» Task to carry out:
Identify the lines holding "JSON" and copy them.

» Extracted records:
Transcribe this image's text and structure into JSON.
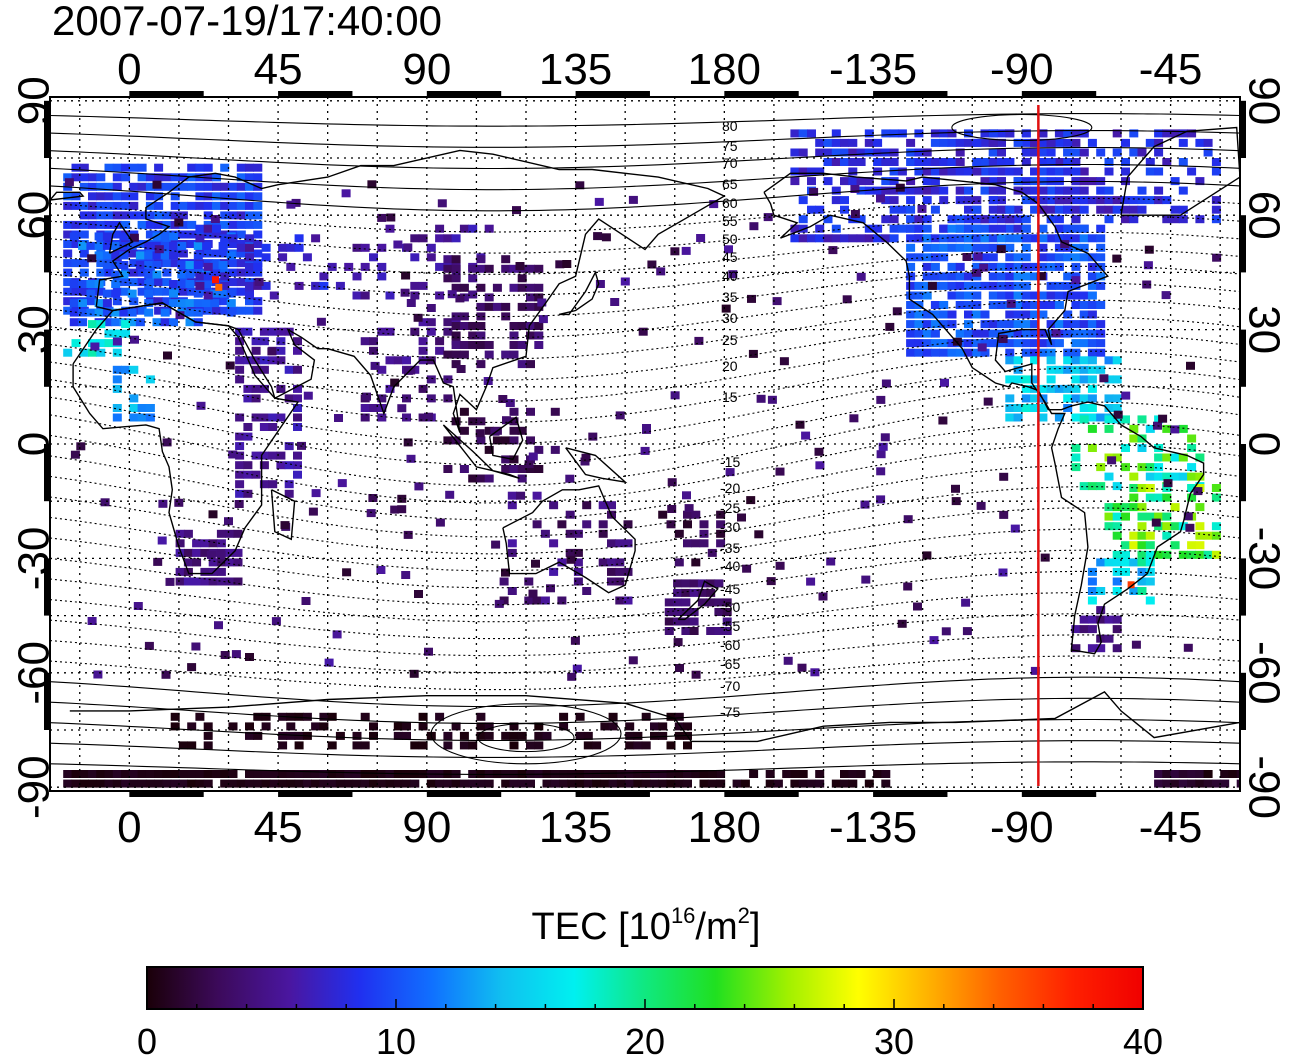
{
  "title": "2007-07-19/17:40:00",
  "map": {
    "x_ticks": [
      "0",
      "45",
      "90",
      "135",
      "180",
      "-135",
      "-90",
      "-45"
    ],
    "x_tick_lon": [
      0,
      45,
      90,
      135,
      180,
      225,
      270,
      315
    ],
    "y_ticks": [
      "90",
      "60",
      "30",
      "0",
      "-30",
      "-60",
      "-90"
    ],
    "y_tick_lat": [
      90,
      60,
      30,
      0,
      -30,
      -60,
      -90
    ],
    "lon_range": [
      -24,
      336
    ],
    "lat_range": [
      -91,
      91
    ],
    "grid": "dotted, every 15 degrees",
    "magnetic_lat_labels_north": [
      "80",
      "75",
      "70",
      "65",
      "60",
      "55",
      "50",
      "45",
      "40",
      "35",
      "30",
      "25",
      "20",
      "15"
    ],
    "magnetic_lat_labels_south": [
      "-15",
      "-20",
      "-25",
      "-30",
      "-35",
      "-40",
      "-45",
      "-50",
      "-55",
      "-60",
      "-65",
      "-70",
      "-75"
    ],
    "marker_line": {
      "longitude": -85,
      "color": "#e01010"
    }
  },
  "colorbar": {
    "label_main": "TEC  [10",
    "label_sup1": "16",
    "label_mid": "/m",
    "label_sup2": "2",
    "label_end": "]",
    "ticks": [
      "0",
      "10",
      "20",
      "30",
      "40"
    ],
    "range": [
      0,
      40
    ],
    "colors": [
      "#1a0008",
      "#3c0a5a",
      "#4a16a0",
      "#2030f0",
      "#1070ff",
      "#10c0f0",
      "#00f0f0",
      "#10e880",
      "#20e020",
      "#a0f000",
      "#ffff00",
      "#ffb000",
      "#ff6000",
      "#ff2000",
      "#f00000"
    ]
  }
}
---
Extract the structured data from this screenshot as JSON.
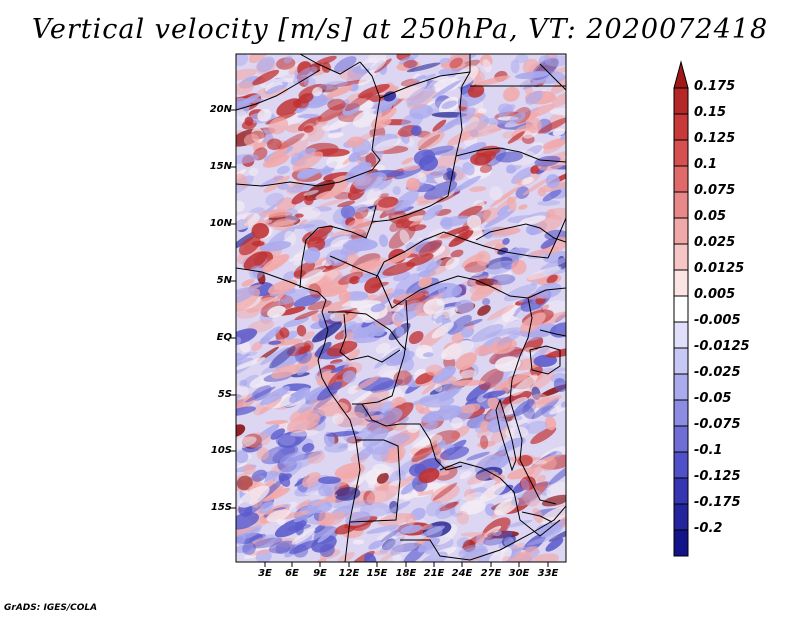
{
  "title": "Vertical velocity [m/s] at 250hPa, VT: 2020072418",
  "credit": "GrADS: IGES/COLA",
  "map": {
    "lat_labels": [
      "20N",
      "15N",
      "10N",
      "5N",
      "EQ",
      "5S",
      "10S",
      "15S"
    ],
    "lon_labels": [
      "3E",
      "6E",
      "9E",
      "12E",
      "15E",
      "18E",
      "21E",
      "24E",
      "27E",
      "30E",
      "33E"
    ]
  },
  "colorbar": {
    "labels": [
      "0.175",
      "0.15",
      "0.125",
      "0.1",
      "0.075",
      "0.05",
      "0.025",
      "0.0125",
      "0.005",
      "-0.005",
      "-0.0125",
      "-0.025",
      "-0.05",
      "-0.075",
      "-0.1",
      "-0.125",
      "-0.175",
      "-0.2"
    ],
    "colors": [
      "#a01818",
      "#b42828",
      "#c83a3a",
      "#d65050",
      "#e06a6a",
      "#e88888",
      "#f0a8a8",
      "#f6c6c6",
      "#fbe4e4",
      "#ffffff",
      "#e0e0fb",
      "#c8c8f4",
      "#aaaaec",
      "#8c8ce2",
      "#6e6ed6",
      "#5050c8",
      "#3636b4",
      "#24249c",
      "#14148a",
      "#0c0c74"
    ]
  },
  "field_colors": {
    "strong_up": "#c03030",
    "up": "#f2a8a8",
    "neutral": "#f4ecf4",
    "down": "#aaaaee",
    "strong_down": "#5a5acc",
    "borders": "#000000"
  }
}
* * *
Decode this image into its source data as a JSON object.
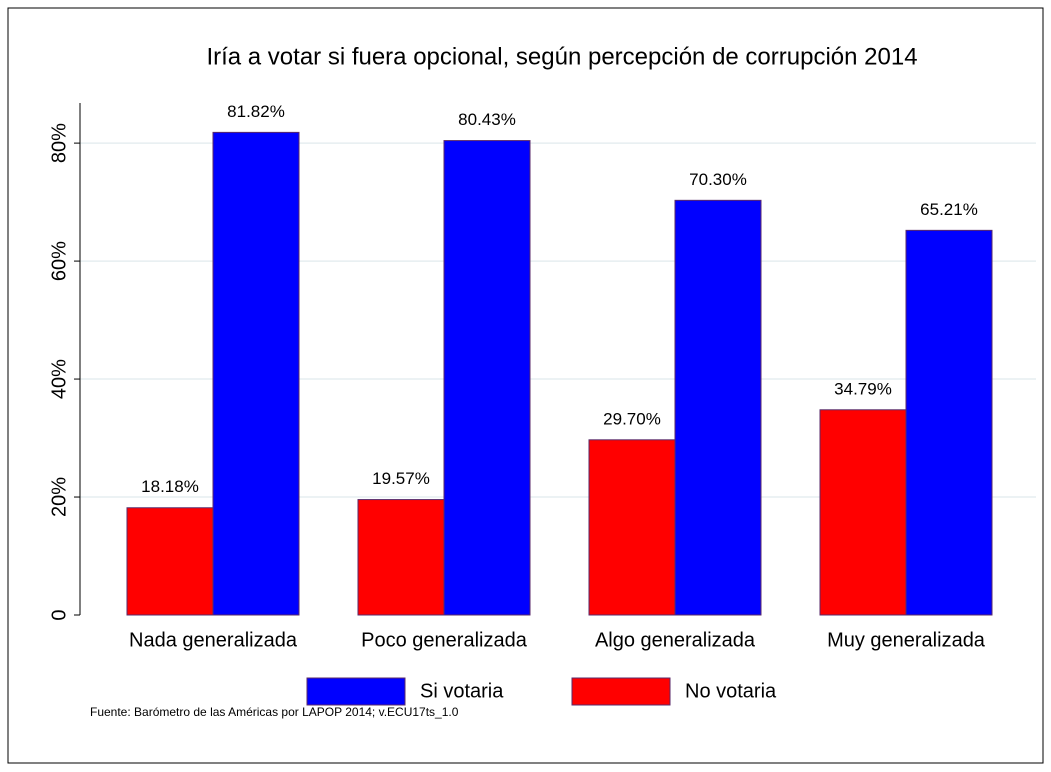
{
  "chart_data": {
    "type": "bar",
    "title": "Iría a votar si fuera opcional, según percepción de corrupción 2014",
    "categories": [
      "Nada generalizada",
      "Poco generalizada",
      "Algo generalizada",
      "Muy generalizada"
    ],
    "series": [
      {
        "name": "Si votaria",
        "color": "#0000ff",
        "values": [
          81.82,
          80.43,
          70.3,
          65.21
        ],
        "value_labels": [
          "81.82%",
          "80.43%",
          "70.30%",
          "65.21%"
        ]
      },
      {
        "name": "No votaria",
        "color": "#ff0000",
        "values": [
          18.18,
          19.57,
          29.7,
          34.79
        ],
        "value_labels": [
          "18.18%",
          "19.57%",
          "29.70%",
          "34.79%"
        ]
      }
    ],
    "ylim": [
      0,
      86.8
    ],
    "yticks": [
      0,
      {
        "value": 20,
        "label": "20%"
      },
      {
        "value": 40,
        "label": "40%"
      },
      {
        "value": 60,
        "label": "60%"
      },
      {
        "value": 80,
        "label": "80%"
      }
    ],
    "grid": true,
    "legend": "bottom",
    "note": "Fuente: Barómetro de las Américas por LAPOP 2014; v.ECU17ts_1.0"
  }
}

» Final result:
Transcribe this image's text and structure into JSON.
Extract the structured data from this screenshot as JSON.
Decode this image into its source data as a JSON object.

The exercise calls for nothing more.